● **Задание A**: Перечислите все средства, которыми, согласно фрагменту о литературных нравах, цэдээловские литераторы кружат головы литинститутовским студенткам.
● **Задание B**: Определите, соответствуют ли фрагменту о литературных нравах следующие утверждения: (i) нравы в литературной среде, по сути, изменились; (ii) во фрагменте упоминаются девушки, писавшие литературным кумирам страстные письма; (iii) нынешние фигуры не уступают прежним по масштабу. На каждое ответьте «да» или «нет» и приведите точную цитату, которая это решает.
● **Задание C**: Продолжите фрагмент о литературных нравах, начав сразу после его последнего предложения.
**** Фрагмент ****
А Гумилев разбивал все клише. Карл Шпицвег. Бедный поэт. 1839. Государственный музей, Берлин |
Нравы, по сути, не изменились. И сейчас в литературной среде есть свои пьеро и коломбины, будуары и полуподвалы, преступные лобзания и посвящения стихов. И сейчас состоявшиеся поэты склоняются многозначительно к трепещущим девицам. Плетутся интриги, разрастаются любовные треугольники и многоугольники. Кто-то ударяется в перверсии, кто-то в аскезу, одни таят свои романы, другие их сочиняют. Разве что фигуры уже не того масштаба, да и стихи не столь вечны. Я знала девушек, которые писали литературным кумирам страстные письма и так добирались до их альковов. Знала цэдээловских литераторов, кружащих головы литинститутовским студенткам орденами, званиями, громкими декламациями. Одну такую патриотически настроенный престарелый стихотворец пытался прокатить куда-то на метро, читал нараспев, хватал за бок и приговаривал: «А ваша грудь не так плоска, как кажется». По рассказам другой, женатый автор нескольких сборников» требовал от нее интимной близости ради обмена флюидами. Дескать, тогда и девушка зарядится энергией, и поэт помолодеет, и страна получит нетленку.
**** Исходные строки ****
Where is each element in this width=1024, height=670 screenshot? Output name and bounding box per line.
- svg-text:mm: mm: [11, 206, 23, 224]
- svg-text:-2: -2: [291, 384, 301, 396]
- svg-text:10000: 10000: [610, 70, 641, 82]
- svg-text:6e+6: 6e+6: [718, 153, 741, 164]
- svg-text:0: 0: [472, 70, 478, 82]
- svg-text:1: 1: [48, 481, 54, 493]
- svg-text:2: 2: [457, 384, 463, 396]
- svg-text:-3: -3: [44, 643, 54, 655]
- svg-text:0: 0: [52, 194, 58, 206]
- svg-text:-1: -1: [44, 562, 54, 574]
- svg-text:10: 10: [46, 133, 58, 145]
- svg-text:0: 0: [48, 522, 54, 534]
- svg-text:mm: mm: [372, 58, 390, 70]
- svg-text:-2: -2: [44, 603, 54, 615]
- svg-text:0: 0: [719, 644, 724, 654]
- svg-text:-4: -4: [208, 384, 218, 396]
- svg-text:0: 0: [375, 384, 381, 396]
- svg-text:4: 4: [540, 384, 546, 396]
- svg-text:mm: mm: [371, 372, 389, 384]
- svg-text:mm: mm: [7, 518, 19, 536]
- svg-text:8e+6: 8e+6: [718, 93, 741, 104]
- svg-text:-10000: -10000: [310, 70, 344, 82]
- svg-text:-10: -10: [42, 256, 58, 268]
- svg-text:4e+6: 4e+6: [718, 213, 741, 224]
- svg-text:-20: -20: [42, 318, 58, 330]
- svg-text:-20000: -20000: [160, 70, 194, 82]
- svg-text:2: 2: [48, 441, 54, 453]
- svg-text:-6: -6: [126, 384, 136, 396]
****
● **Ответ A**: Ордена, звания, громкие декламации.

● **Ответ B**:
(i) Нет: «Нравы, по сути, не изменились».
(ii) Да: «Я знала девушек, которые писали литературным кумирам страстные письма».
(iii) Нет: «Разве что фигуры уже не того масштаба».

● **Ответ C**:
Женщиной можно прекрасно насладиться.
Сперва измучившись. Сергей Виноградов. Спящая обнаженная. 1900-е. ГТГ |
Только вряд ли все эти мельтешения останутся в мемуарах, вряд ли все это будет издано через сотню лет. Вряд ли женщины будут спорить, кому из них посвящено то или иное стихотворение. Вряд ли будут так же тонко злорадствовать, как Ольга Гильдебрандт-Арбенина по поводу положения Анны Энгельгардт, второй жены Гумилева: «Я жила несколько дальше. Гумилев сказал как-то повелительно Ане: «Ничего, добежишь» – и пошел меня проводить до дома. Ничего похожего на «гаремность» не было. Ее можно было даже пожалеть. Сидеть в Бежецке и скучать!..»
Игорь Талалаевский.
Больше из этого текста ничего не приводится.